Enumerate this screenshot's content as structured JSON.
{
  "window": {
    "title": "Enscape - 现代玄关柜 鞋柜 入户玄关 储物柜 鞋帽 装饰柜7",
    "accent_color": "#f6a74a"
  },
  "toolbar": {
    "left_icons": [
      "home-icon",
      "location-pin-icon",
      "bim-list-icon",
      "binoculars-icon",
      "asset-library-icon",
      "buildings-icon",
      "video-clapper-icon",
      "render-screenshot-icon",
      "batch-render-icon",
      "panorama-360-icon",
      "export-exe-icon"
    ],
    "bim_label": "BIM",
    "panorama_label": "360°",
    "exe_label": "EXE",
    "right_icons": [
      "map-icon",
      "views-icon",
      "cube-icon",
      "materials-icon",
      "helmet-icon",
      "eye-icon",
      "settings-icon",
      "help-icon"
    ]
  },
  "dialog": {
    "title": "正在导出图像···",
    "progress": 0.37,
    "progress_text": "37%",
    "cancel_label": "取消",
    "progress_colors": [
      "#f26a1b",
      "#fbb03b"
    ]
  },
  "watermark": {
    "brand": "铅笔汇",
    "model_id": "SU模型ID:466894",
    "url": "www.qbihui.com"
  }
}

========

(Set exercise):
Locate all lines in the listing above with the word "render". Copy them.

(Task response):
      "render-screenshot-icon",
      "batch-render-icon",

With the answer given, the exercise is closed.